### Set exercise
How many lines of these entries hold the string "this"? Answer with the number alone.

— START Listed records —

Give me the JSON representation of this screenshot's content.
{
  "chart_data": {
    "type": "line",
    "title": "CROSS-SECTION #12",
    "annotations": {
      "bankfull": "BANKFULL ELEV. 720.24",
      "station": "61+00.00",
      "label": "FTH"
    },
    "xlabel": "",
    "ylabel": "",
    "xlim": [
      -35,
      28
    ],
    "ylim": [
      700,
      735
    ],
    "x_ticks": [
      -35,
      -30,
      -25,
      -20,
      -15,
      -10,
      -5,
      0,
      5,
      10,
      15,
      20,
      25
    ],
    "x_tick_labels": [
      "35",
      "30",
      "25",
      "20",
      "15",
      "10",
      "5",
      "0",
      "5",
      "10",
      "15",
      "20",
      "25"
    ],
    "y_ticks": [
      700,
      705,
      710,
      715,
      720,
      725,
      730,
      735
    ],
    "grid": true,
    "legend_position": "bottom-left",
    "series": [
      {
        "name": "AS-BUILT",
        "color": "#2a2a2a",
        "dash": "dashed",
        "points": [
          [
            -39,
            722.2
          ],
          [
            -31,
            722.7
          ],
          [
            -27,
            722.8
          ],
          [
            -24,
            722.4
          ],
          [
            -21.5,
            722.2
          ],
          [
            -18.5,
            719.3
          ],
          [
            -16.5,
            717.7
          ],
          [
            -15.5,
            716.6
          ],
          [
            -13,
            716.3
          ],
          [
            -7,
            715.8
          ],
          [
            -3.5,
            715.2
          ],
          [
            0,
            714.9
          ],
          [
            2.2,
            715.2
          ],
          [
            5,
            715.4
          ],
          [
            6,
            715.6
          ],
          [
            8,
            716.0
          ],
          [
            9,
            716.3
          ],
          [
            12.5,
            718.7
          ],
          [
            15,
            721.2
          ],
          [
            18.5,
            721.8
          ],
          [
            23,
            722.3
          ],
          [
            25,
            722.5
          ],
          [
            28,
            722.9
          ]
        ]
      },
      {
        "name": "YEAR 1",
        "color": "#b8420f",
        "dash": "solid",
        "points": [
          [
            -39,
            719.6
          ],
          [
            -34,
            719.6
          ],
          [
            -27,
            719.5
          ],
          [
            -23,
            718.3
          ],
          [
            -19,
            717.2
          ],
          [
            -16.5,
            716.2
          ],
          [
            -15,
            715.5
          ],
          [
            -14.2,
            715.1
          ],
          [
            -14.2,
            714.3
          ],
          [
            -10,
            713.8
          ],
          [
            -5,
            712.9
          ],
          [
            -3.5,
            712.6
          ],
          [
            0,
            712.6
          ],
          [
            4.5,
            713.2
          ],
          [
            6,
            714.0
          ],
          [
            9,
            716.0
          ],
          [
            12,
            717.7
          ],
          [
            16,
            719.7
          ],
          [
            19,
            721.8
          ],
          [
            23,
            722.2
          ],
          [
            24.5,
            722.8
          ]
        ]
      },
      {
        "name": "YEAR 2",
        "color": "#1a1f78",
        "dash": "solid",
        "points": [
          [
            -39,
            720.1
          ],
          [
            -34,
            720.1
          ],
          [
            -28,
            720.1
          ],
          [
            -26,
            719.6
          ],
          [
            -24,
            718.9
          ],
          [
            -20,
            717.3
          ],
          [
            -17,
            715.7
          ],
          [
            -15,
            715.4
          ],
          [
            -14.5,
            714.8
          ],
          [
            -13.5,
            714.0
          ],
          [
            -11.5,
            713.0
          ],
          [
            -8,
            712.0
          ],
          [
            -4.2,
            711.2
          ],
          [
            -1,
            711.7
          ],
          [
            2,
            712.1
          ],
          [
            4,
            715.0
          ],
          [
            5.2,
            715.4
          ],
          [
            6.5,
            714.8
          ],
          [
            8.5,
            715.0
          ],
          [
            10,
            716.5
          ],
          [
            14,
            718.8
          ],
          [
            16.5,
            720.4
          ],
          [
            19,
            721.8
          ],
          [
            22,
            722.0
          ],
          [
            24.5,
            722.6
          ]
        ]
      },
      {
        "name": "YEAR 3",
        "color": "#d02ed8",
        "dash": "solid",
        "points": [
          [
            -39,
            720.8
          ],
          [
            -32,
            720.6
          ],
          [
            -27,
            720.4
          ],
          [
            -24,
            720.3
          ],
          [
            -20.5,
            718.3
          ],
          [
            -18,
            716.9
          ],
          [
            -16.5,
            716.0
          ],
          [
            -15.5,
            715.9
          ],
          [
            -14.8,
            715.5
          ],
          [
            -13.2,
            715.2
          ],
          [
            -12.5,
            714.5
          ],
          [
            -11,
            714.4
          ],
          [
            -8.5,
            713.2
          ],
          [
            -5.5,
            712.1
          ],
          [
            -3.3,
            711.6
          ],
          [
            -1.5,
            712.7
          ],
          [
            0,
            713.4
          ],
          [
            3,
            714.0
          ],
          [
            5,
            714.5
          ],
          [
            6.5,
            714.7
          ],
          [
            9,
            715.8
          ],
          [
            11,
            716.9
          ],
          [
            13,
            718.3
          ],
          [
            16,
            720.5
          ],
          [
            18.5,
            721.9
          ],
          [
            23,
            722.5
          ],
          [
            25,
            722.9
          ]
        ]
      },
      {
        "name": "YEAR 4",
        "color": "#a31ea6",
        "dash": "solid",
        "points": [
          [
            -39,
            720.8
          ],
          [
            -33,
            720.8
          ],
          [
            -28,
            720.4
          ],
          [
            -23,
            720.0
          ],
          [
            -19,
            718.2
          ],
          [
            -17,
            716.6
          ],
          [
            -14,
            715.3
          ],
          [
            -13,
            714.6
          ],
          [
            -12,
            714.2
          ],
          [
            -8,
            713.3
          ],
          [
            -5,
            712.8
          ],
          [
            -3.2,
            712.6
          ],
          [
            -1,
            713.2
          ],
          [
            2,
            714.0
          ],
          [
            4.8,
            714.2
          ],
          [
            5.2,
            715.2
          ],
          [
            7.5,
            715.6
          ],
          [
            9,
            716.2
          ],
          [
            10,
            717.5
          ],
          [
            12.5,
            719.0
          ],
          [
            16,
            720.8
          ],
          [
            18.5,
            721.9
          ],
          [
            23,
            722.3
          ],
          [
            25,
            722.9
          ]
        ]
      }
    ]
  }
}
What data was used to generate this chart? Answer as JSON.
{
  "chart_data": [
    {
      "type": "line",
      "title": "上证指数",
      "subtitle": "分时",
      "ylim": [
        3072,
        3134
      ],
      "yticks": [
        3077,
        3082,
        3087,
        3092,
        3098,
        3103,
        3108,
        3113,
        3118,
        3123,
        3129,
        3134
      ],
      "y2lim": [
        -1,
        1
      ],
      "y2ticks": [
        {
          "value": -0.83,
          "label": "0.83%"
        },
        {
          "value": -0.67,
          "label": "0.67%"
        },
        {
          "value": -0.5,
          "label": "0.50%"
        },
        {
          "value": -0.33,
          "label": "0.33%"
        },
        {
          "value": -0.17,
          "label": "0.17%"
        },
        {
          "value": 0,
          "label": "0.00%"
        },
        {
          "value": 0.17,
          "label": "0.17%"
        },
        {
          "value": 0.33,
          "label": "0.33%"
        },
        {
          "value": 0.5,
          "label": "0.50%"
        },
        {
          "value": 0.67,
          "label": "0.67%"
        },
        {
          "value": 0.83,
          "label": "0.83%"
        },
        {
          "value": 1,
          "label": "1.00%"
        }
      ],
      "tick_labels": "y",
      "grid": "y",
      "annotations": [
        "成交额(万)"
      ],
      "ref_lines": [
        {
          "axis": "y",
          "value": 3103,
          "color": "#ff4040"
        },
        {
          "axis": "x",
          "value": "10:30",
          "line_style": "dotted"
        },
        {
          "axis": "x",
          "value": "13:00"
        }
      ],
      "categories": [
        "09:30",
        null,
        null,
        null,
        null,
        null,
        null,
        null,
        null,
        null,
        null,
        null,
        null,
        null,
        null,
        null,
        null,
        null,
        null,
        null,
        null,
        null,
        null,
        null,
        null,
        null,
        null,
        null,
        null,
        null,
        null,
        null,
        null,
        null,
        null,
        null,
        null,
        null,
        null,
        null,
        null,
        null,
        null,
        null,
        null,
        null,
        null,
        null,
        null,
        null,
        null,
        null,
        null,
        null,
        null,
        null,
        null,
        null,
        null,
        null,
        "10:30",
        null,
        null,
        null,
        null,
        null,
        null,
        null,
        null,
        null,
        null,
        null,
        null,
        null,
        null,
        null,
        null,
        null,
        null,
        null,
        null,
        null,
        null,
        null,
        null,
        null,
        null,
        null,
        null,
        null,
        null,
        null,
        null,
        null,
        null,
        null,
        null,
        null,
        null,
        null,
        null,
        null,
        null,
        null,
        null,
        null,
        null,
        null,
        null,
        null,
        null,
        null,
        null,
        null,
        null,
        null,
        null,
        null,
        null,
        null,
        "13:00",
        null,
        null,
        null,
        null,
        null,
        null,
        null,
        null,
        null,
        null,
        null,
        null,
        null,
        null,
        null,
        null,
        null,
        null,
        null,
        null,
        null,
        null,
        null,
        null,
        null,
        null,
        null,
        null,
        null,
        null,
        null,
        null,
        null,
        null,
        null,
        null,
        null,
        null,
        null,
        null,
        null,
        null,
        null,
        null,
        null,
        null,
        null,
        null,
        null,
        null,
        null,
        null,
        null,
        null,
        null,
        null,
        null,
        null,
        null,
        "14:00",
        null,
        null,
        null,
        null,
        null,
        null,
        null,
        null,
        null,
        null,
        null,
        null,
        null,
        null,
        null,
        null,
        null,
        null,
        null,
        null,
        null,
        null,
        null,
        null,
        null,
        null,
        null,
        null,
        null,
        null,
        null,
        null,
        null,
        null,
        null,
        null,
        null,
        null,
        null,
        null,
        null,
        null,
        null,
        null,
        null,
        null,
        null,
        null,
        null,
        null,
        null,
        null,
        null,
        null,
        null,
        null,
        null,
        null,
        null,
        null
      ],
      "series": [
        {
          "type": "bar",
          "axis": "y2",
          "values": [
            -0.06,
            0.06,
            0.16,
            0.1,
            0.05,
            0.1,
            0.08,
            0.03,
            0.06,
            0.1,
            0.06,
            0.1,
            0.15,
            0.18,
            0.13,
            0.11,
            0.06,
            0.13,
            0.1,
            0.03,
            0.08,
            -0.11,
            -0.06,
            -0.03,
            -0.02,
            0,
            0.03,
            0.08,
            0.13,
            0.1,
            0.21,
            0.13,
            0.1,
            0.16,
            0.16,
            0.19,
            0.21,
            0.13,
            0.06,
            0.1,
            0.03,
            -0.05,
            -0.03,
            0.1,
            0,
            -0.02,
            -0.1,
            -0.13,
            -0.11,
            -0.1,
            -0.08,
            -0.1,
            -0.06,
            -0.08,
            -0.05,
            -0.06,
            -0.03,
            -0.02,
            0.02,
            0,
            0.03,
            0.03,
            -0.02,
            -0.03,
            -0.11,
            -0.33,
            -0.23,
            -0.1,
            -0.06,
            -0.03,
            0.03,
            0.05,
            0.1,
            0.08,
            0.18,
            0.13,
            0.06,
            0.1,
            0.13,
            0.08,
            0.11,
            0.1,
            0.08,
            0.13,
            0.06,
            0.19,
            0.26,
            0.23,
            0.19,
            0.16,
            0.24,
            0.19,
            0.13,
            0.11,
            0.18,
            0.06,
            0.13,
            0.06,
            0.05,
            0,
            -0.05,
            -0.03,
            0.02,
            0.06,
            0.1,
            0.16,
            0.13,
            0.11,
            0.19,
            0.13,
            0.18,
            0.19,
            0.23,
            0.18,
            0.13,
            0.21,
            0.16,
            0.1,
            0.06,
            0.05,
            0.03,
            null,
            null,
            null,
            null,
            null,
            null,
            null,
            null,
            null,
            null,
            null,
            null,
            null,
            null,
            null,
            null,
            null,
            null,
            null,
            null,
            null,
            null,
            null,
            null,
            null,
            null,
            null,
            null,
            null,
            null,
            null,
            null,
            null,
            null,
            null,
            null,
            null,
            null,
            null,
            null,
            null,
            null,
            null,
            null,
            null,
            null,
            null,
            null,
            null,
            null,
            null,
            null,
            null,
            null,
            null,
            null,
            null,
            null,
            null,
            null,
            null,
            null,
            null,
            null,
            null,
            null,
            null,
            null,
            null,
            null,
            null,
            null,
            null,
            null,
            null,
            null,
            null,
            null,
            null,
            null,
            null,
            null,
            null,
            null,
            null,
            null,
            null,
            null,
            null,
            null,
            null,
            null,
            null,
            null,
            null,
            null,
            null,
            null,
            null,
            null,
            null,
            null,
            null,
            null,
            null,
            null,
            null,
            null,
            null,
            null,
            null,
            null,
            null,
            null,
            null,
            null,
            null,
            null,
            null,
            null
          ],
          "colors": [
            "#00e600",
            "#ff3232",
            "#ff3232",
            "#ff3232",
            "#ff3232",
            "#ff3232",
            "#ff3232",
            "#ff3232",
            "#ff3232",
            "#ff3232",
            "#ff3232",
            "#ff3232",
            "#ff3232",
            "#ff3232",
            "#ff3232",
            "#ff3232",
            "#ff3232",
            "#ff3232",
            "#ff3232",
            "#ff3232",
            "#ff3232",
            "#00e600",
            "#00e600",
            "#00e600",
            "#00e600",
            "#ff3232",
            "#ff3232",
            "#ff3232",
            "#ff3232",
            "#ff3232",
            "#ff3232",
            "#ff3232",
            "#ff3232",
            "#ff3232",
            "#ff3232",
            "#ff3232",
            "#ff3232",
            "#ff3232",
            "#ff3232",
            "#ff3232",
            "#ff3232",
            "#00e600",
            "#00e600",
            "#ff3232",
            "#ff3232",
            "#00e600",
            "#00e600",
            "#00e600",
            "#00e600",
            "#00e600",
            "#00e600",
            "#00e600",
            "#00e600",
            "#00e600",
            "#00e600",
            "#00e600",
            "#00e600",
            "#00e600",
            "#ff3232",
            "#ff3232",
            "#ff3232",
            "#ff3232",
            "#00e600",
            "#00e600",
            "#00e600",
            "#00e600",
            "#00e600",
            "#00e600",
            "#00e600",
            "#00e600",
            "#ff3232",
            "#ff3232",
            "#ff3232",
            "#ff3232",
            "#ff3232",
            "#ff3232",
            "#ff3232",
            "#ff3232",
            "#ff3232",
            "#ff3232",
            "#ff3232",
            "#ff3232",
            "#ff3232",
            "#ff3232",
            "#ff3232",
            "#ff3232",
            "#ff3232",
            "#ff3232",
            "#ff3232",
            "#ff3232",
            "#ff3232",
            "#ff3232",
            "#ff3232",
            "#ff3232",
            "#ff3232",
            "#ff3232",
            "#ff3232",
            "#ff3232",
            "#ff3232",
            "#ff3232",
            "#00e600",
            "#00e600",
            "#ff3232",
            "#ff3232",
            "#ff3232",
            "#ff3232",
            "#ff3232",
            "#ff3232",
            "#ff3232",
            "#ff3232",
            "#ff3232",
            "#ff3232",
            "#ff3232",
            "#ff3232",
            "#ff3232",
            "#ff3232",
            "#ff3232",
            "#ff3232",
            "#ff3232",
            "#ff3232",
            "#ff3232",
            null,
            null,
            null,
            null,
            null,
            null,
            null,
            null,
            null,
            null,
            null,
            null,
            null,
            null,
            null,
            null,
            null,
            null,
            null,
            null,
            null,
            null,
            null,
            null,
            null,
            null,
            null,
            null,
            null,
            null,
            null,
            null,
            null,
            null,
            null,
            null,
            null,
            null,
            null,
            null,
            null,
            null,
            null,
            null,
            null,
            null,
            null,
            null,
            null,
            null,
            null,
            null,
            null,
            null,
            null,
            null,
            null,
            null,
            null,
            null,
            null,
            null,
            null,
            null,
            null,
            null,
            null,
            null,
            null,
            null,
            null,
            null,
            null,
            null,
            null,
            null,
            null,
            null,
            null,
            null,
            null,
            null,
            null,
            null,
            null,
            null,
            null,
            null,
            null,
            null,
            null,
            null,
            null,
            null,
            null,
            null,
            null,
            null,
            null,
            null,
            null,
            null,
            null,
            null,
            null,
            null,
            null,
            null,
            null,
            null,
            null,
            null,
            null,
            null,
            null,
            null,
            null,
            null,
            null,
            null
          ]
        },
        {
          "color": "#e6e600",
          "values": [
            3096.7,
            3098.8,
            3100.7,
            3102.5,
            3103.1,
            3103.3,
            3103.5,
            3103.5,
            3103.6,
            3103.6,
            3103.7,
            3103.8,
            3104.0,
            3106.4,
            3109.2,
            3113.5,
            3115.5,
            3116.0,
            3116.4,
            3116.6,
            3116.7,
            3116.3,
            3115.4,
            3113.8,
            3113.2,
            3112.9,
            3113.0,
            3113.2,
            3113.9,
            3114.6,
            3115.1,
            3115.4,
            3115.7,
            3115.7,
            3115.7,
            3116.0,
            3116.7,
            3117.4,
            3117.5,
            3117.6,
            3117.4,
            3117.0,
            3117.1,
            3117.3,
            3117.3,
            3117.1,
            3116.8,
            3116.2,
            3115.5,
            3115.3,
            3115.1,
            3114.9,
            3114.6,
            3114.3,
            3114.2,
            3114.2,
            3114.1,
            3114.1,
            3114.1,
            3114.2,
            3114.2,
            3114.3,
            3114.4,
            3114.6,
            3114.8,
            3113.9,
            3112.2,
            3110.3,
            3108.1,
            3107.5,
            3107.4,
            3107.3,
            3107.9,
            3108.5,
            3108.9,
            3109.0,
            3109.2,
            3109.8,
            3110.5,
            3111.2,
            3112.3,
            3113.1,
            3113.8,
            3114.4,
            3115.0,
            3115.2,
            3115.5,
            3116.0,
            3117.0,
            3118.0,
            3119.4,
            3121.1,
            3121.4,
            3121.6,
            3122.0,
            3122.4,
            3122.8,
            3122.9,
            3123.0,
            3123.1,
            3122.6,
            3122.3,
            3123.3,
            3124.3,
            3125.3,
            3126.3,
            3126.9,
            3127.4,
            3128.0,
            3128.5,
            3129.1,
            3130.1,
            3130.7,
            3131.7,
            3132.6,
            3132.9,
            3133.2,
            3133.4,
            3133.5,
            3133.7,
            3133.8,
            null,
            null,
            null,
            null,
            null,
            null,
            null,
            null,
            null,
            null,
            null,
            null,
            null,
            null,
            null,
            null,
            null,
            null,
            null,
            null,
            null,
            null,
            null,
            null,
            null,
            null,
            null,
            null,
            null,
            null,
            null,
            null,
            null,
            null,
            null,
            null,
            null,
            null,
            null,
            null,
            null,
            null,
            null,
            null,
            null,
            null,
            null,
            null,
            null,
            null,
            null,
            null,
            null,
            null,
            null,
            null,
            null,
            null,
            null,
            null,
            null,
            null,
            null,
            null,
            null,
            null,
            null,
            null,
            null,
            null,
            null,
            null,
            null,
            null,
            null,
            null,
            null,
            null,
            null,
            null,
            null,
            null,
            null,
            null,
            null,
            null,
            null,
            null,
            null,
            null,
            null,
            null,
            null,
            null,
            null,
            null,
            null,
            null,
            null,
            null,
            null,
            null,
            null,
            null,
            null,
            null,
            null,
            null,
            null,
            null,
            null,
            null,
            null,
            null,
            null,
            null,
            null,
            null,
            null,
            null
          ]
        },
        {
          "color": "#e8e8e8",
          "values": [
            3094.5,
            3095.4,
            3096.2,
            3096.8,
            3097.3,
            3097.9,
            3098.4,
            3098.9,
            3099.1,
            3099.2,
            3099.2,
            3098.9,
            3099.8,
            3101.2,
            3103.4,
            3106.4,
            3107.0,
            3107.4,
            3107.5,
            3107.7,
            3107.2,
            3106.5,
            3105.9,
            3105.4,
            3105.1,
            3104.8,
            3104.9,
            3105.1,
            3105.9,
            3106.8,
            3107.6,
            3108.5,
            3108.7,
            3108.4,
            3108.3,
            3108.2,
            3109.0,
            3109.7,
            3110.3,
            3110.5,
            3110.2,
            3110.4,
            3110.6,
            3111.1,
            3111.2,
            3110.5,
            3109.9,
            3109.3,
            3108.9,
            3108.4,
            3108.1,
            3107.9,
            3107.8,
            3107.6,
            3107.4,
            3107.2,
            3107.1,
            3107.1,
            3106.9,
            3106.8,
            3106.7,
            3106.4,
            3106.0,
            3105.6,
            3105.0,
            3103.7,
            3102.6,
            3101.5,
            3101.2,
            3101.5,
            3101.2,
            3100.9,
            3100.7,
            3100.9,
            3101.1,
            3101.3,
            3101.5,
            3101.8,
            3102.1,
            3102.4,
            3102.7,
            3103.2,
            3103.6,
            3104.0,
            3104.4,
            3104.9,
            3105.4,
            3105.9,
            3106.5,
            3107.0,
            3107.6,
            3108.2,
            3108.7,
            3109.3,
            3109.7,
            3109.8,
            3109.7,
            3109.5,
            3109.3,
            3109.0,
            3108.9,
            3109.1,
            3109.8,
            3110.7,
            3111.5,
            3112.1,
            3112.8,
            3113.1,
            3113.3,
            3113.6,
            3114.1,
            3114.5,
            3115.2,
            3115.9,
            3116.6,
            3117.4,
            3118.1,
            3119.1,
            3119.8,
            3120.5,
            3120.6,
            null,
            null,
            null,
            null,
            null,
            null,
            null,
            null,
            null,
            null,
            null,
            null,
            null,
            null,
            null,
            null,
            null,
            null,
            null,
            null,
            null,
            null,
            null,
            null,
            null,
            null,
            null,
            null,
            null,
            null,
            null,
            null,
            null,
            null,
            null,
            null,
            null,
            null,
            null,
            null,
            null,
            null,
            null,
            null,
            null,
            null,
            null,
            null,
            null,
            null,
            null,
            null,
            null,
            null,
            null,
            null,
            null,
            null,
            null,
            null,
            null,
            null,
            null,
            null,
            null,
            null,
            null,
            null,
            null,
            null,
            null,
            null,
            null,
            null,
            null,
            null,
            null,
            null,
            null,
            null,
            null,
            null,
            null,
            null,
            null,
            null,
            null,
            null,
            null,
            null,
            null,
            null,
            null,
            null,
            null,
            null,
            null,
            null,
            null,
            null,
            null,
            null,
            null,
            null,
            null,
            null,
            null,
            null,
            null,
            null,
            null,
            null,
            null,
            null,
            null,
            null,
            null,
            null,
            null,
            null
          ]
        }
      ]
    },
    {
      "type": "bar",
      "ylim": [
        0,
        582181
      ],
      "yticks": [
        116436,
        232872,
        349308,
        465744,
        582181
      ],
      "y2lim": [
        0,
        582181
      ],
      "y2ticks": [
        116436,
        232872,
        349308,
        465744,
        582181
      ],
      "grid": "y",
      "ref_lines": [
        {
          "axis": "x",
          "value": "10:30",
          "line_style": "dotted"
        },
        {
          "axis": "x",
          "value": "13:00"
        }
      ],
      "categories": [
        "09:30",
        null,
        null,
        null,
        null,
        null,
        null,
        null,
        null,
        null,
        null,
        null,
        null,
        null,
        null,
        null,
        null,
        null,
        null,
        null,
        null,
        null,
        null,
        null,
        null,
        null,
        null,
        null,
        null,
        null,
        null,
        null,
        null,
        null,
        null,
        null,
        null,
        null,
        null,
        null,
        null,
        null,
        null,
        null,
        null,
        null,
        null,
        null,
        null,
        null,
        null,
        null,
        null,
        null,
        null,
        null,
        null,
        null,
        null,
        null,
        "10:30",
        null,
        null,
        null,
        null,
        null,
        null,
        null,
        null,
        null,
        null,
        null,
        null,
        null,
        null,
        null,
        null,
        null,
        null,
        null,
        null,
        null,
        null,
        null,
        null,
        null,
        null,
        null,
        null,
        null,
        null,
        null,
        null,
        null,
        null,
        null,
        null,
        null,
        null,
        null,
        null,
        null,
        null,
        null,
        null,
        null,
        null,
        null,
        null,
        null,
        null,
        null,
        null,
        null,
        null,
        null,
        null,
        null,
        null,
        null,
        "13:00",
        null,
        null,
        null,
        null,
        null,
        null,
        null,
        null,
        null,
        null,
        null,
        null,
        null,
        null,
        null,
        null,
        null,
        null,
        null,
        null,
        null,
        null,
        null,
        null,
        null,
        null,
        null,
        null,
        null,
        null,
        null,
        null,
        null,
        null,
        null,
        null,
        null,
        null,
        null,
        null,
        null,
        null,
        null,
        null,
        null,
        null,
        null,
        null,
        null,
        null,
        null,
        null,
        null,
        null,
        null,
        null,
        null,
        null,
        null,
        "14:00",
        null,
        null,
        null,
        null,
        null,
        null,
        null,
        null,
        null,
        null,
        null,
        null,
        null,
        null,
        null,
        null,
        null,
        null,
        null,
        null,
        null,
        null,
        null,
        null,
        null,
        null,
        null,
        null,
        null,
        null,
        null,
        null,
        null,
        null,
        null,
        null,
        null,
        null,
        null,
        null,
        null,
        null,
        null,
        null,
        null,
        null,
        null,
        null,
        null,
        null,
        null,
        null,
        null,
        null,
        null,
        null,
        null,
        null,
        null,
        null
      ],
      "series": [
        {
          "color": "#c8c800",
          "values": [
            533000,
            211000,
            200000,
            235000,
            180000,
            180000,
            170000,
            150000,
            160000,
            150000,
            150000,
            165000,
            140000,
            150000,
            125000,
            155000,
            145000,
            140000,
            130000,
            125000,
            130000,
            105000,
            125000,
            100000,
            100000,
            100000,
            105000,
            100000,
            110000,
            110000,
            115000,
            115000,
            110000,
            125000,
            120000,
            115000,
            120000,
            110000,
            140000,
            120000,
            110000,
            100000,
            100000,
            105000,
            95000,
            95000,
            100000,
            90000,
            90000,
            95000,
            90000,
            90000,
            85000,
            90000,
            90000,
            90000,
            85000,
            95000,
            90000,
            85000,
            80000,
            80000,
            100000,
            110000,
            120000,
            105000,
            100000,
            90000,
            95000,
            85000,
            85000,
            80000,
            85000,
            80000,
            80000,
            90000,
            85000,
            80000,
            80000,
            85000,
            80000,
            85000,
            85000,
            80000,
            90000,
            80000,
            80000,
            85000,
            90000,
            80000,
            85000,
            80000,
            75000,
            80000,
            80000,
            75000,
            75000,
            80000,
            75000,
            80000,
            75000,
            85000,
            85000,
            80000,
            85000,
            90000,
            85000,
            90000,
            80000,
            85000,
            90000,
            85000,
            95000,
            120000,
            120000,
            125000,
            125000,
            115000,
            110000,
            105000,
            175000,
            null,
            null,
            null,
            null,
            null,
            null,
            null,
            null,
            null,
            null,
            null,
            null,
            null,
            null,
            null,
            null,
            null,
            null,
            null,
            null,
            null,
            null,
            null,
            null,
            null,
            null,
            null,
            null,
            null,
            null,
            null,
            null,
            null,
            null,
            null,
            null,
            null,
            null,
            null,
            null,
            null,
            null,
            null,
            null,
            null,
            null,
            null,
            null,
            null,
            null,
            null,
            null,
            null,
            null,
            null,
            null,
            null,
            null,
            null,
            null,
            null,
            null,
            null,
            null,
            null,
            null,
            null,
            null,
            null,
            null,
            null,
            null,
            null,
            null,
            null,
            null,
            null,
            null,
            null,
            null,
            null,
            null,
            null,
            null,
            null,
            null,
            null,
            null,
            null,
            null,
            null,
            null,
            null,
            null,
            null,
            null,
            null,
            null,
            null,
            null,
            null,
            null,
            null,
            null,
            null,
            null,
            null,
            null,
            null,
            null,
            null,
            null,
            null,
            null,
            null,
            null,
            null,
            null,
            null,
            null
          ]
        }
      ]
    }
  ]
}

— END Listed records —

### Output below
2